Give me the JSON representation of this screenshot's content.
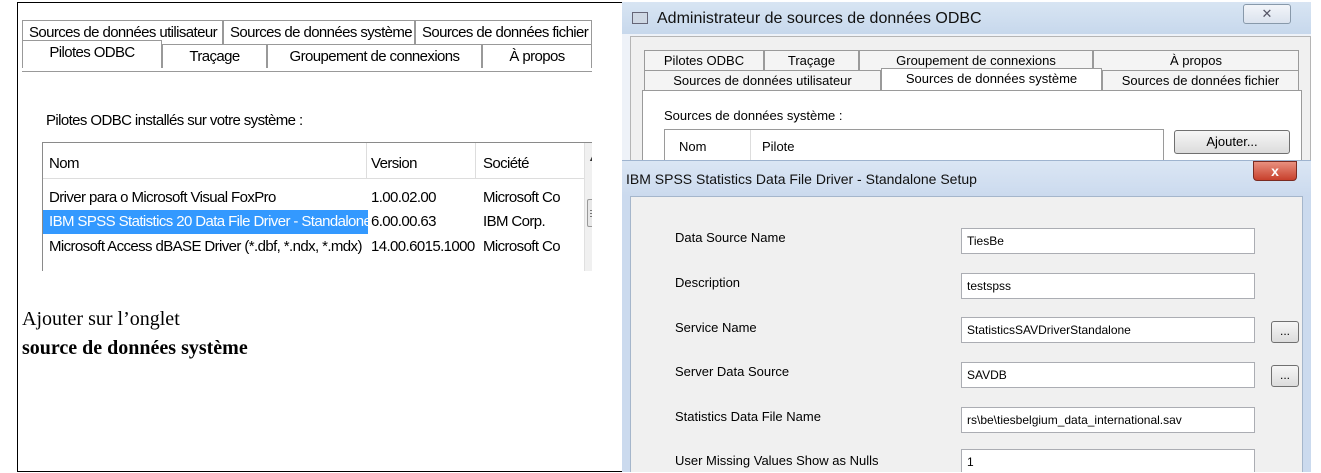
{
  "left": {
    "tabs_row1": [
      "Sources de données utilisateur",
      "Sources de données système",
      "Sources de données fichier"
    ],
    "tabs_row2": [
      "Pilotes ODBC",
      "Traçage",
      "Groupement de connexions",
      "À propos"
    ],
    "installed_label": "Pilotes ODBC installés sur votre système :",
    "columns": [
      "Nom",
      "Version",
      "Société"
    ],
    "drivers": [
      {
        "name": "Driver para o Microsoft Visual FoxPro",
        "version": "1.00.02.00",
        "company": "Microsoft Co"
      },
      {
        "name": "IBM SPSS Statistics 20 Data File Driver - Standalone",
        "version": "6.00.00.63",
        "company": "IBM Corp."
      },
      {
        "name": "Microsoft Access dBASE Driver (*.dbf, *.ndx, *.mdx)",
        "version": "14.00.6015.1000",
        "company": "Microsoft Co"
      }
    ],
    "instruction_line1": "Ajouter sur l’onglet",
    "instruction_line2": "source de données système"
  },
  "right": {
    "admin_window": {
      "title": "Administrateur de sources de données ODBC",
      "close_label": "✕",
      "tabs_row1": [
        "Pilotes ODBC",
        "Traçage",
        "Groupement de connexions",
        "À propos"
      ],
      "tabs_row2": [
        "Sources de données utilisateur",
        "Sources de données système",
        "Sources de données fichier"
      ],
      "system_sources_label": "Sources de données système :",
      "columns": [
        "Nom",
        "Pilote"
      ],
      "add_button": "Ajouter..."
    },
    "setup_dialog": {
      "title": "IBM SPSS Statistics Data File Driver - Standalone Setup",
      "close_label": "x",
      "browse_label": "...",
      "fields": [
        {
          "label": "Data Source Name",
          "value": "TiesBe"
        },
        {
          "label": "Description",
          "value": "testspss"
        },
        {
          "label": "Service Name",
          "value": "StatisticsSAVDriverStandalone"
        },
        {
          "label": "Server Data Source",
          "value": "SAVDB"
        },
        {
          "label": "Statistics Data File Name",
          "value": "rs\\be\\tiesbelgium_data_international.sav"
        },
        {
          "label": "User Missing Values Show as Nulls",
          "value": "1"
        }
      ]
    }
  },
  "colors": {
    "selection": "#3399ff",
    "close_red": "#c7402c",
    "title_blue": "#cbdaee"
  }
}
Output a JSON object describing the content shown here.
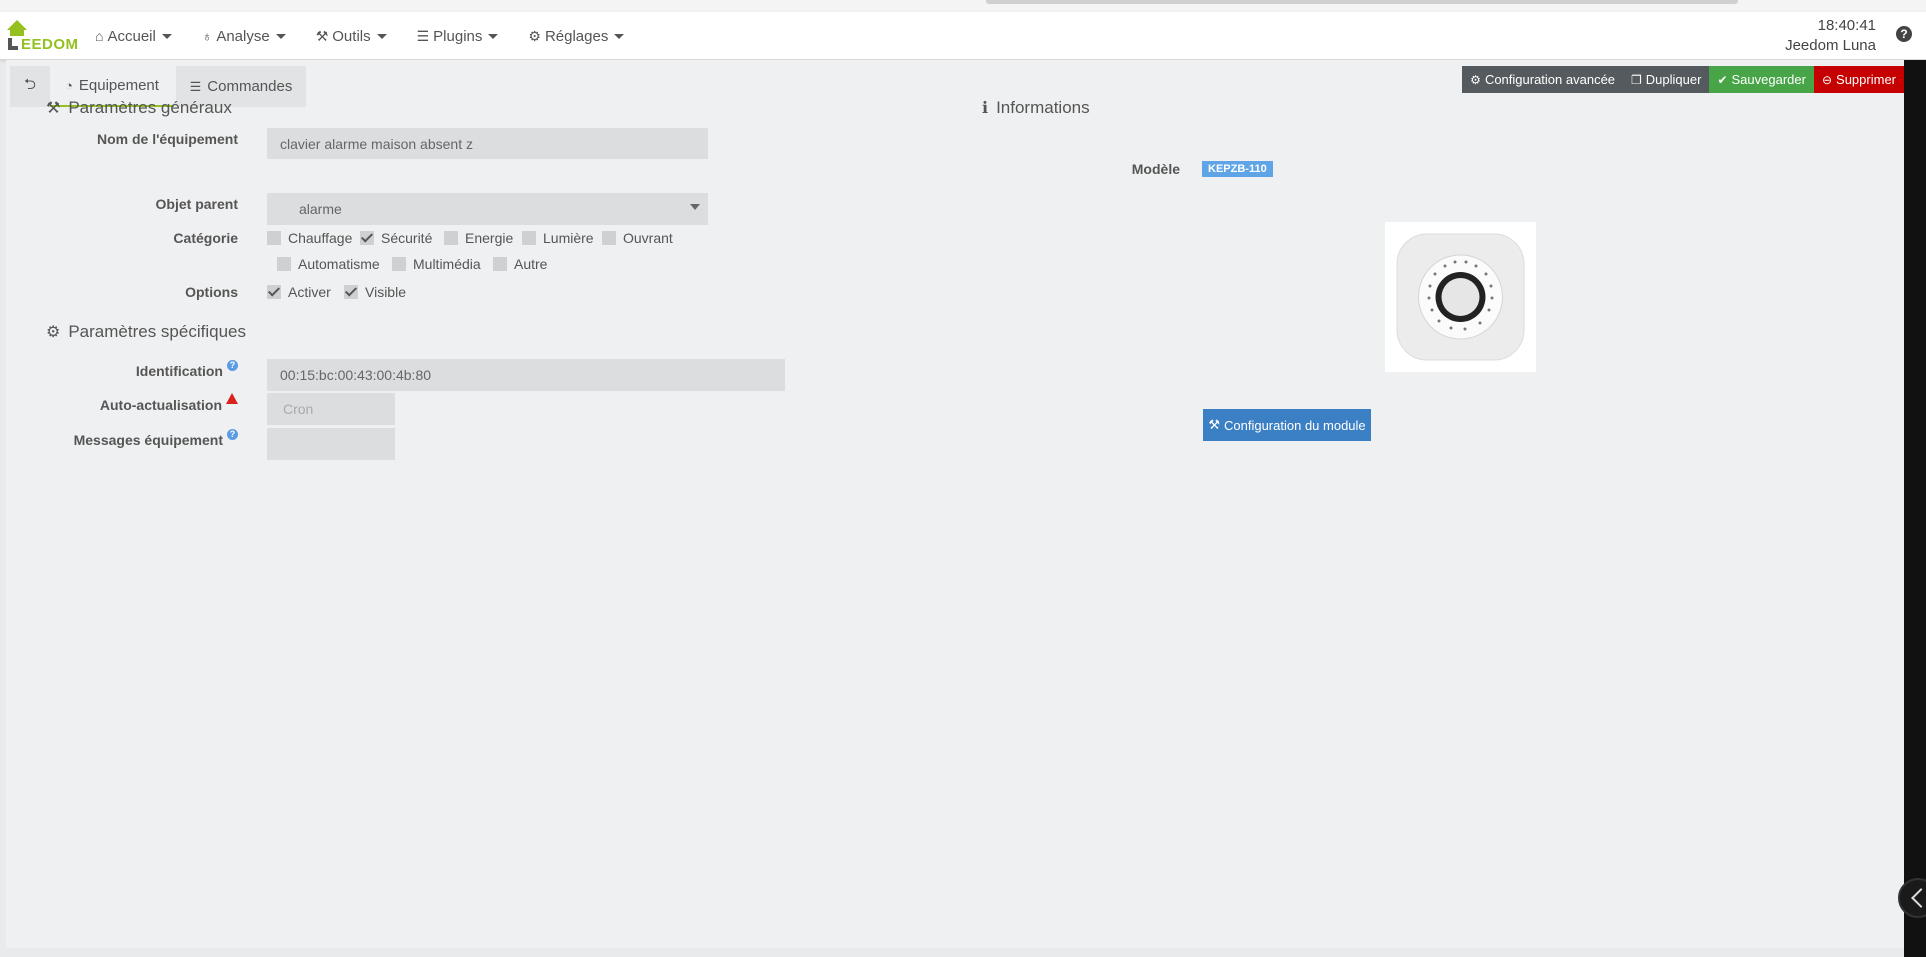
{
  "colors": {
    "brand": "#94c11f",
    "accent": "#5ea4e6",
    "primary_button": "#3b7fc4",
    "success": "#47a447",
    "danger": "#c60000",
    "warning_icon": "#d9231e"
  },
  "app": {
    "logo_text": "EEDOM"
  },
  "nav": {
    "items": [
      {
        "label": "Accueil",
        "icon": "home-icon"
      },
      {
        "label": "Analyse",
        "icon": "stethoscope-icon"
      },
      {
        "label": "Outils",
        "icon": "wrench-icon"
      },
      {
        "label": "Plugins",
        "icon": "tasks-icon"
      },
      {
        "label": "Réglages",
        "icon": "gear-icon"
      }
    ],
    "time": "18:40:41",
    "user": "Jeedom Luna",
    "help_label": "?"
  },
  "tabs": {
    "equipement": "Equipement",
    "commandes": "Commandes"
  },
  "actions": {
    "advanced": "Configuration avancée",
    "duplicate": "Dupliquer",
    "save": "Sauvegarder",
    "delete": "Supprimer"
  },
  "general": {
    "title": "Paramètres généraux",
    "name_label": "Nom de l'équipement",
    "name_value": "clavier alarme maison absent z",
    "parent_label": "Objet parent",
    "parent_value": "alarme",
    "category_label": "Catégorie",
    "categories": [
      {
        "label": "Chauffage",
        "checked": false
      },
      {
        "label": "Sécurité",
        "checked": true
      },
      {
        "label": "Energie",
        "checked": false
      },
      {
        "label": "Lumière",
        "checked": false
      },
      {
        "label": "Ouvrant",
        "checked": false
      },
      {
        "label": "Automatisme",
        "checked": false
      },
      {
        "label": "Multimédia",
        "checked": false
      },
      {
        "label": "Autre",
        "checked": false
      }
    ],
    "options_label": "Options",
    "options": [
      {
        "label": "Activer",
        "checked": true
      },
      {
        "label": "Visible",
        "checked": true
      }
    ]
  },
  "specific": {
    "title": "Paramètres spécifiques",
    "identification_label": "Identification",
    "identification_value": "00:15:bc:00:43:00:4b:80",
    "autorefresh_label": "Auto-actualisation",
    "autorefresh_placeholder": "Cron",
    "messages_label": "Messages équipement",
    "messages_value": ""
  },
  "info": {
    "title": "Informations",
    "model_label": "Modèle",
    "model_value": "KEPZB-110",
    "config_button": "Configuration du module"
  }
}
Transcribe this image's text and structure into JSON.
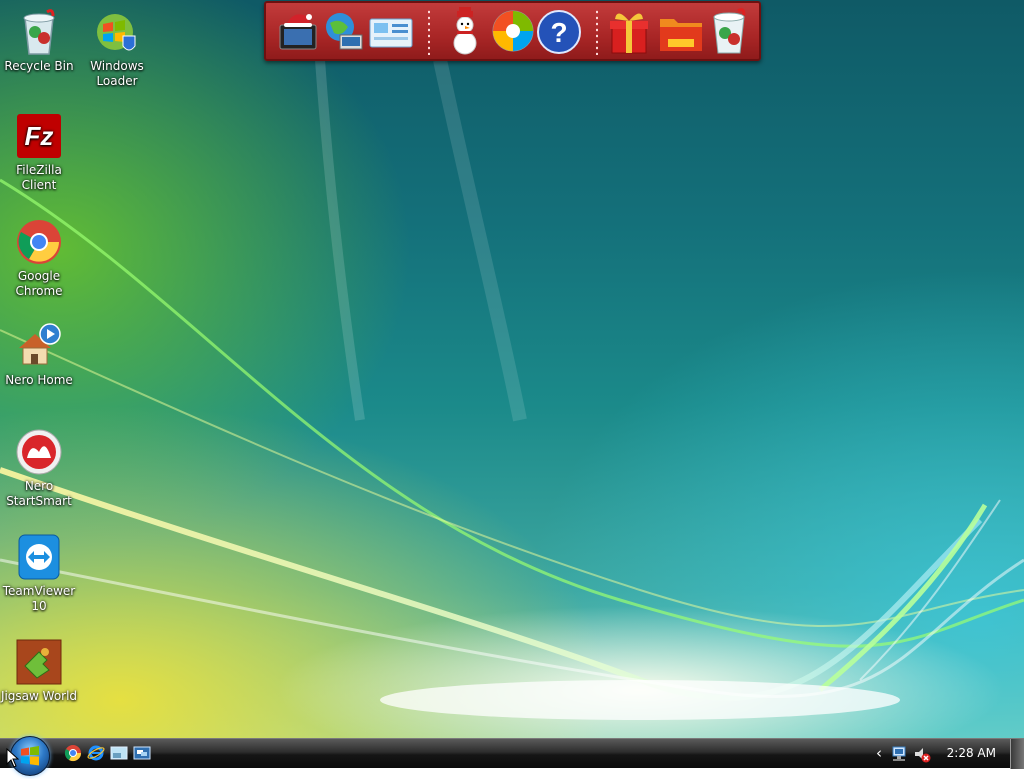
{
  "desktop": {
    "icons": [
      {
        "label": "Recycle Bin",
        "icon": "recycle-bin-icon"
      },
      {
        "label": "Windows Loader",
        "icon": "windows-loader-icon"
      },
      {
        "label": "FileZilla Client",
        "icon": "filezilla-icon",
        "glyph": "Fz"
      },
      {
        "label": "Google Chrome",
        "icon": "chrome-icon"
      },
      {
        "label": "Nero Home",
        "icon": "nero-home-icon"
      },
      {
        "label": "Nero StartSmart",
        "icon": "nero-startsmart-icon"
      },
      {
        "label": "TeamViewer 10",
        "icon": "teamviewer-icon"
      },
      {
        "label": "Jigsaw World",
        "icon": "jigsaw-world-icon"
      }
    ]
  },
  "dock": {
    "items": [
      {
        "name": "santa-computer-icon"
      },
      {
        "name": "globe-network-icon"
      },
      {
        "name": "control-panel-icon"
      },
      {
        "name": "snowman-icon"
      },
      {
        "name": "windows-shield-icon"
      },
      {
        "name": "help-icon",
        "glyph": "?"
      },
      {
        "name": "gift-icon"
      },
      {
        "name": "folder-icon"
      },
      {
        "name": "recycle-bin-icon"
      }
    ]
  },
  "taskbar": {
    "quick_launch": [
      {
        "name": "chrome-quicklaunch-icon"
      },
      {
        "name": "internet-explorer-icon"
      },
      {
        "name": "show-desktop-quicklaunch-icon"
      },
      {
        "name": "switch-windows-icon"
      }
    ],
    "tray": {
      "arrow": "‹",
      "icons": [
        "network-icon",
        "volume-muted-icon"
      ],
      "clock": "2:28 AM"
    }
  },
  "colors": {
    "dock_red": "#a92626",
    "taskbar": "#1a1a1a"
  }
}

..............................

Task prompt: In the listing above, how many lines include the word "Pilotes"? Answer with the number and nothing more.

Task output: 3